Pour les fournisseurs d’accès, les données à conserver sont les suivantes : a) L’identifiant de la connexion (c’est-à-dire ? le numéro de téléphone ? et dans le cadre d’un accès par Wifi, sans ligne téléphonique associée ? de quoi parle-t-on exactement ?) ; b) L’identifiant attribué par ces personnes à l’abonné (le numéro d’abonné ? l’adresse IP ?) ; c) L’identifiant du terminal utilisé pour la connexion lorsqu’elles y ont accès (l’adresse MAC du périphérique ? son numéro de série ?) ; d) Les dates et heure (sic) de début et de fin de la connexion ; e) Les caractéristiques de la ligne de l’abonné (notamment le débit, le type de connexion, filiaire ou wifi, etc.).
Les hébergeurs doivent conserver : a) L’identifiant de la connexion à l’origine de la communication (adresse IP ?) ; b) L’identifiant attribué par le système d’information au contenu, objet de l’opération (en pratique, cela se résumera souvent à la colonne «id» de la table MySQL…) ; c) Les types de protocoles utilisés pour la connexion au service et pour le transfert des contenus (Http pour le Web, Smtp, Pop, ou Imap pour le courrier électronique, etc.) ; d) La nature de l’opération (si l’on se contente de stocker le type de requête http, GET, POST, PUT, DELETE, cela suffit-il ?) ; e) Les date et heure de l’opération ; f) L’identifiant utilisé par l’auteur de l’opération lorsque celui-ci l’a fourni (pseudonyme).
2) Ensuite, les données à conserver lors de l’inscription de l’utilisateur au service. Ces données ne doivent être conservées que si les intermédiaires «les collectent habituellement». Autrement dit, pas d’obligation de modifier son infrastructure pour collecter ces données. Il s’agit : a) Au moment de la création du compte, l’identifiant de cette connexion (l’adresse IP ? quel intérêt si celle-ci est dynamique ?) ; b) Les nom et prénom ou la raison sociale (heureusement, ces données ne sont à conserver que si la personne les fournit) ; c) Les adresses postales associées (idem) ; d) Les pseudonymes utilisés ; e) Les adresses de courrier électronique ou de compte associées (idem) ; f) Les numéros de téléphone (idem) ; g) Le mot de passe ainsi que les données permettant de le vérifier ou de le modifier, dans leur dernière version mise à jour (le hash MD5 ou SHA1, c’est-à-dire le mot de passe chiffré ? ou bien, le mot de passe en clair !?).

À FAIRE =>
[1] Reproduisez à l'identique le passage de l'extrait sur la conservation des données, de "Les hébergeurs doivent" à "l’a fourni (pseudonyme).".
[2] Renvoyez sans aucune modification les lignes des enregistrements, de la toute première jusqu'à la ligne contenant "console-line: A subdirectory or file 33245", celle-ci comprise.

[Objets stockés]
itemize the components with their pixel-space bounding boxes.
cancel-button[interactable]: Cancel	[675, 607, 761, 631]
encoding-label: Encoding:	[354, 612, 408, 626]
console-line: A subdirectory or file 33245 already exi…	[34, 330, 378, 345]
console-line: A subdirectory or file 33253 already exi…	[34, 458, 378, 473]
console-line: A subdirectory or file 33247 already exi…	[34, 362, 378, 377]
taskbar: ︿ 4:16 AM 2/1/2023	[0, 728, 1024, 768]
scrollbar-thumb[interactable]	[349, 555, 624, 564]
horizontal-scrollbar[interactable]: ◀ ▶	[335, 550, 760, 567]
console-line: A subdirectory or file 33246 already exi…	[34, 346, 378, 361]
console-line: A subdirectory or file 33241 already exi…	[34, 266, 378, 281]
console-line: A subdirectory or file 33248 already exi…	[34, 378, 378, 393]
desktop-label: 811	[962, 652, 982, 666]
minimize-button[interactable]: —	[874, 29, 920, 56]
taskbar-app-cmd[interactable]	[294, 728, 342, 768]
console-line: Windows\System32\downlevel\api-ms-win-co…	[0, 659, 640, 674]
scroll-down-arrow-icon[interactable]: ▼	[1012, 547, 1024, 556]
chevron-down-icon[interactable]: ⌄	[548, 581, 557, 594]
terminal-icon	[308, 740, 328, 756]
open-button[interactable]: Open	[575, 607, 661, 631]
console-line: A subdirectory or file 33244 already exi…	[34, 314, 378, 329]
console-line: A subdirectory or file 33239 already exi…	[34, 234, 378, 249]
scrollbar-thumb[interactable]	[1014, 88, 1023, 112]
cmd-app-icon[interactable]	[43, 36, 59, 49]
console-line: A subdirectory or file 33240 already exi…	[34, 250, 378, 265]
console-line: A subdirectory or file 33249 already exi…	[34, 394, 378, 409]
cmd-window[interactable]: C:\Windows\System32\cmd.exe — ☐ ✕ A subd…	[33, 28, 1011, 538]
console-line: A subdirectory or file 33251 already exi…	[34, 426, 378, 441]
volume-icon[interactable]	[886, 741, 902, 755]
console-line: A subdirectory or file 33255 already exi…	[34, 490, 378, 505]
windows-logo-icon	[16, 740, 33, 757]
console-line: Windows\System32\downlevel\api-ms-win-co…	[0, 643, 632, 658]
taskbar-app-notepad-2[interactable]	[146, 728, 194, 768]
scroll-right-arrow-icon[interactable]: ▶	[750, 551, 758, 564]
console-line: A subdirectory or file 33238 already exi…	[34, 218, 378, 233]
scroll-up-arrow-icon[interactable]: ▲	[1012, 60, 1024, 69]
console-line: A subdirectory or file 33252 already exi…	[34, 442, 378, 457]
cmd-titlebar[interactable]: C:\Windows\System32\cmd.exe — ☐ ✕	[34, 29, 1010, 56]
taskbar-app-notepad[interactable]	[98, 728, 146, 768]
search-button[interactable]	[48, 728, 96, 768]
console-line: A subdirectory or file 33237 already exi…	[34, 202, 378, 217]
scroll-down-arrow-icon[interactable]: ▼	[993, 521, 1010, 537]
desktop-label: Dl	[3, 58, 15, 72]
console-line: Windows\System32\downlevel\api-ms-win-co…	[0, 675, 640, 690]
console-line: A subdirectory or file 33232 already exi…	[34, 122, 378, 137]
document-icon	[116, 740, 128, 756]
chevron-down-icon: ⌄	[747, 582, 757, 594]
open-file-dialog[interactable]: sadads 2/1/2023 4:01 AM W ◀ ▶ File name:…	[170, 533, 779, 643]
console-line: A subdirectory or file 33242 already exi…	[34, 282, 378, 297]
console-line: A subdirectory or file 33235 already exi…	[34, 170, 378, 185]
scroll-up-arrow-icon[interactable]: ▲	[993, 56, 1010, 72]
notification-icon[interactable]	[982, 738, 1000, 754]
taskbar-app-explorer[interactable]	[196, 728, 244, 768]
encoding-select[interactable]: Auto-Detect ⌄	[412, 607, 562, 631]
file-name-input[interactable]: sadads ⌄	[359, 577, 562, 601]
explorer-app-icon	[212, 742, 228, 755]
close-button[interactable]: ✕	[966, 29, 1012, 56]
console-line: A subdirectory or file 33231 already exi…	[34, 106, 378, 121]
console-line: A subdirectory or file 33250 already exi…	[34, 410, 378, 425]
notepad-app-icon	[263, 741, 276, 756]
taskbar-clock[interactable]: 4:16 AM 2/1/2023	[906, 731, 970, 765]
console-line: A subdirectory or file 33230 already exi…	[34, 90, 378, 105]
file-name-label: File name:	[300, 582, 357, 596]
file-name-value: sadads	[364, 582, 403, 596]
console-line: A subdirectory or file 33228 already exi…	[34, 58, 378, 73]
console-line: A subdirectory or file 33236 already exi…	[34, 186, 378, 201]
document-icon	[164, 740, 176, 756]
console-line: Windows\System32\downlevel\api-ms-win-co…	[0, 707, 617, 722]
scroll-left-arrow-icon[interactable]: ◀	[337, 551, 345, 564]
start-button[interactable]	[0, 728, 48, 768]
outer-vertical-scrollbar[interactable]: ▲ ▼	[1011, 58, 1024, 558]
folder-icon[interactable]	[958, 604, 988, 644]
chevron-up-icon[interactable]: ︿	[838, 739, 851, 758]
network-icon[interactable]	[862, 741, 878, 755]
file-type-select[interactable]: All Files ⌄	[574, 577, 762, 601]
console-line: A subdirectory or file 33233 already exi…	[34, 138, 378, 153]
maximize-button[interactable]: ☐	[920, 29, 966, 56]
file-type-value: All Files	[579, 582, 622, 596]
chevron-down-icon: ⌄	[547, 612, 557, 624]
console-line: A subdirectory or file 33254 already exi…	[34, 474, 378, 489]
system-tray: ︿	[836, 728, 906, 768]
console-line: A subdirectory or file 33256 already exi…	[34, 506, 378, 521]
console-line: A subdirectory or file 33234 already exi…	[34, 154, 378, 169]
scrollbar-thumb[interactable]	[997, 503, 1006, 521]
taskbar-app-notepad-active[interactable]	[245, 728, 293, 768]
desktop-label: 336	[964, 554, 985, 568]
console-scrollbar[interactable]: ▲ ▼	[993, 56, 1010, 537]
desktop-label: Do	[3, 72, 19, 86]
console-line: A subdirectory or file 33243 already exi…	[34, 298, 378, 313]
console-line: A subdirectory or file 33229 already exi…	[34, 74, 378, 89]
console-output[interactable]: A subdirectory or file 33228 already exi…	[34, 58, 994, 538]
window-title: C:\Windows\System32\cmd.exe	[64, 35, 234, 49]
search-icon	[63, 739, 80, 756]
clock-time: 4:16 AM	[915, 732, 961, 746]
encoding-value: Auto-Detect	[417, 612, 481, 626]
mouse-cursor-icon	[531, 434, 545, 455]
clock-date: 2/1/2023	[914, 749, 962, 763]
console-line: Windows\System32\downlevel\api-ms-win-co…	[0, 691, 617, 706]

SOLUTIONS PROPOSÉES =>
[1]
Les hébergeurs doivent conserver : a) L’identifiant de la connexion à l’origine de la communication (adresse IP ?) ; b) L’identifiant attribué par le système d’information au contenu, objet de l’opération (en pratique, cela se résumera souvent à la colonne «id» de la table MySQL…) ; c) Les types de protocoles utilisés pour la connexion au service et pour le transfert des contenus (Http pour le Web, Smtp, Pop, ou Imap pour le courrier électronique, etc.) ; d) La nature de l’opération (si l’on se contente de stocker le type de requête http, GET, POST, PUT, DELETE, cela suffit-il ?) ; e) Les date et heure de l’opération ; f) L’identifiant utilisé par l’auteur de l’opération lorsque celui-ci l’a fourni (pseudonyme).

[2]
itemize the components with their pixel-space bounding boxes.
cancel-button[interactable]: Cancel	[675, 607, 761, 631]
encoding-label: Encoding:	[354, 612, 408, 626]
console-line: A subdirectory or file 33245 already exi…	[34, 330, 378, 345]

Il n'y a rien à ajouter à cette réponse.